• Records supplied:
* * * * *
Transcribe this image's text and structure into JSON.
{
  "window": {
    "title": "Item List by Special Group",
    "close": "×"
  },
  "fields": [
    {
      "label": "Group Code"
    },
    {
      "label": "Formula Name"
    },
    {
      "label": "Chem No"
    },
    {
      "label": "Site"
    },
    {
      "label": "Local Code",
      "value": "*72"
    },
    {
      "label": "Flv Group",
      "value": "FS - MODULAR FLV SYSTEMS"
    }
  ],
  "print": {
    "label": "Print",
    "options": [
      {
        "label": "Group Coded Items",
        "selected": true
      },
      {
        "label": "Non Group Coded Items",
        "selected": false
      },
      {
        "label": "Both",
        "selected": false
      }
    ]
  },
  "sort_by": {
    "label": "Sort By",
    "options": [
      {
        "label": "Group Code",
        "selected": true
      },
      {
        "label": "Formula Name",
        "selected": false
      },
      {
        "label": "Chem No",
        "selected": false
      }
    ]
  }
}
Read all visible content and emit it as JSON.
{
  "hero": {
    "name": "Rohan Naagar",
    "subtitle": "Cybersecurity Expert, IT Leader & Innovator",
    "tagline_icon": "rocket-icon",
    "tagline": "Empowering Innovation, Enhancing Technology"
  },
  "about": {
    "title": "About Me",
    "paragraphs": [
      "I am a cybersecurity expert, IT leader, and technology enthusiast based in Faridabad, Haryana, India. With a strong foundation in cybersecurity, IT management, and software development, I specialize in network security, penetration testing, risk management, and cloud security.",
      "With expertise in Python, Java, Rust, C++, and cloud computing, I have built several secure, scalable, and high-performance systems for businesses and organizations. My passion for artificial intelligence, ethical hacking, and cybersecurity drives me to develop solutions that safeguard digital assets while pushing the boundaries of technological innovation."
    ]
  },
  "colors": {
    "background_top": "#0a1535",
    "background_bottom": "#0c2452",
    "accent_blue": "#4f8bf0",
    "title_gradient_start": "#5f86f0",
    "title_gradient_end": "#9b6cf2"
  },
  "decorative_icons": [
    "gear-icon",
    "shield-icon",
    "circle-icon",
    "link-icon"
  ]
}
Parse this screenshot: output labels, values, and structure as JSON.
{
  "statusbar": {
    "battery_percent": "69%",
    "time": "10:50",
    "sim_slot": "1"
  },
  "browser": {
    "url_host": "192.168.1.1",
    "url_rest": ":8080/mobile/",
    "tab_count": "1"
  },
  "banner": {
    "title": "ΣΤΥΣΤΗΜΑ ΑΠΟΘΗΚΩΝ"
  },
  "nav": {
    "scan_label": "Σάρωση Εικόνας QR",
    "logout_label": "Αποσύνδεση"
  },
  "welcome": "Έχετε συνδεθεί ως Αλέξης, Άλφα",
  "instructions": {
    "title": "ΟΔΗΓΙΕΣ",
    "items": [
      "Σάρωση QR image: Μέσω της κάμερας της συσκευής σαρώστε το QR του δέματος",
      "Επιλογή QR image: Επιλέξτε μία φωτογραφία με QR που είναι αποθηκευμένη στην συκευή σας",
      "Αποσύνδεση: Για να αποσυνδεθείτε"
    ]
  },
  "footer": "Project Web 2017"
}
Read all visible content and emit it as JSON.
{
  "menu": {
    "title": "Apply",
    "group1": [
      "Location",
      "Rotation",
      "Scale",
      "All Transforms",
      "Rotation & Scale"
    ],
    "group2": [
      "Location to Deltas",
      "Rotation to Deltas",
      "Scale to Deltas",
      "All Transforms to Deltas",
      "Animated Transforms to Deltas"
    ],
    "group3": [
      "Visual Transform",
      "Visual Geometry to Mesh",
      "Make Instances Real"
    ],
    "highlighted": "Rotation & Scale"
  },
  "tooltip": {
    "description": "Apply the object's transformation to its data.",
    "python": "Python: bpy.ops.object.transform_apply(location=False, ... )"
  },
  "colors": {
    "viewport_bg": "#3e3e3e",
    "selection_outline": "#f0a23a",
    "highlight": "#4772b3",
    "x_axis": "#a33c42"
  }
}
* * * * *
• What the exercise asks:
Set down every line of the listing above again, exactly as given.

• Written response:
Transcribe this image's text and structure into JSON.
{
  "window": {
    "title": "Item List by Special Group",
    "close": "×"
  },
  "fields": [
    {
      "label": "Group Code"
    },
    {
      "label": "Formula Name"
    },
    {
      "label": "Chem No"
    },
    {
      "label": "Site"
    },
    {
      "label": "Local Code",
      "value": "*72"
    },
    {
      "label": "Flv Group",
      "value": "FS - MODULAR FLV SYSTEMS"
    }
  ],
  "print": {
    "label": "Print",
    "options": [
      {
        "label": "Group Coded Items",
        "selected": true
      },
      {
        "label": "Non Group Coded Items",
        "selected": false
      },
      {
        "label": "Both",
        "selected": false
      }
    ]
  },
  "sort_by": {
    "label": "Sort By",
    "options": [
      {
        "label": "Group Code",
        "selected": true
      },
      {
        "label": "Formula Name",
        "selected": false
      },
      {
        "label": "Chem No",
        "selected": false
      }
    ]
  }
}
Read all visible content and emit it as JSON.
{
  "hero": {
    "name": "Rohan Naagar",
    "subtitle": "Cybersecurity Expert, IT Leader & Innovator",
    "tagline_icon": "rocket-icon",
    "tagline": "Empowering Innovation, Enhancing Technology"
  },
  "about": {
    "title": "About Me",
    "paragraphs": [
      "I am a cybersecurity expert, IT leader, and technology enthusiast based in Faridabad, Haryana, India. With a strong foundation in cybersecurity, IT management, and software development, I specialize in network security, penetration testing, risk management, and cloud security.",
      "With expertise in Python, Java, Rust, C++, and cloud computing, I have built several secure, scalable, and high-performance systems for businesses and organizations. My passion for artificial intelligence, ethical hacking, and cybersecurity drives me to develop solutions that safeguard digital assets while pushing the boundaries of technological innovation."
    ]
  },
  "colors": {
    "background_top": "#0a1535",
    "background_bottom": "#0c2452",
    "accent_blue": "#4f8bf0",
    "title_gradient_start": "#5f86f0",
    "title_gradient_end": "#9b6cf2"
  },
  "decorative_icons": [
    "gear-icon",
    "shield-icon",
    "circle-icon",
    "link-icon"
  ]
}
Parse this screenshot: output labels, values, and structure as JSON.
{
  "statusbar": {
    "battery_percent": "69%",
    "time": "10:50",
    "sim_slot": "1"
  },
  "browser": {
    "url_host": "192.168.1.1",
    "url_rest": ":8080/mobile/",
    "tab_count": "1"
  },
  "banner": {
    "title": "ΣΤΥΣΤΗΜΑ ΑΠΟΘΗΚΩΝ"
  },
  "nav": {
    "scan_label": "Σάρωση Εικόνας QR",
    "logout_label": "Αποσύνδεση"
  },
  "welcome": "Έχετε συνδεθεί ως Αλέξης, Άλφα",
  "instructions": {
    "title": "ΟΔΗΓΙΕΣ",
    "items": [
      "Σάρωση QR image: Μέσω της κάμερας της συσκευής σαρώστε το QR του δέματος",
      "Επιλογή QR image: Επιλέξτε μία φωτογραφία με QR που είναι αποθηκευμένη στην συκευή σας",
      "Αποσύνδεση: Για να αποσυνδεθείτε"
    ]
  },
  "footer": "Project Web 2017"
}
Read all visible content and emit it as JSON.
{
  "menu": {
    "title": "Apply",
    "group1": [
      "Location",
      "Rotation",
      "Scale",
      "All Transforms",
      "Rotation & Scale"
    ],
    "group2": [
      "Location to Deltas",
      "Rotation to Deltas",
      "Scale to Deltas",
      "All Transforms to Deltas",
      "Animated Transforms to Deltas"
    ],
    "group3": [
      "Visual Transform",
      "Visual Geometry to Mesh",
      "Make Instances Real"
    ],
    "highlighted": "Rotation & Scale"
  },
  "tooltip": {
    "description": "Apply the object's transformation to its data.",
    "python": "Python: bpy.ops.object.transform_apply(location=False, ... )"
  },
  "colors": {
    "viewport_bg": "#3e3e3e",
    "selection_outline": "#f0a23a",
    "highlight": "#4772b3",
    "x_axis": "#a33c42"
  }
}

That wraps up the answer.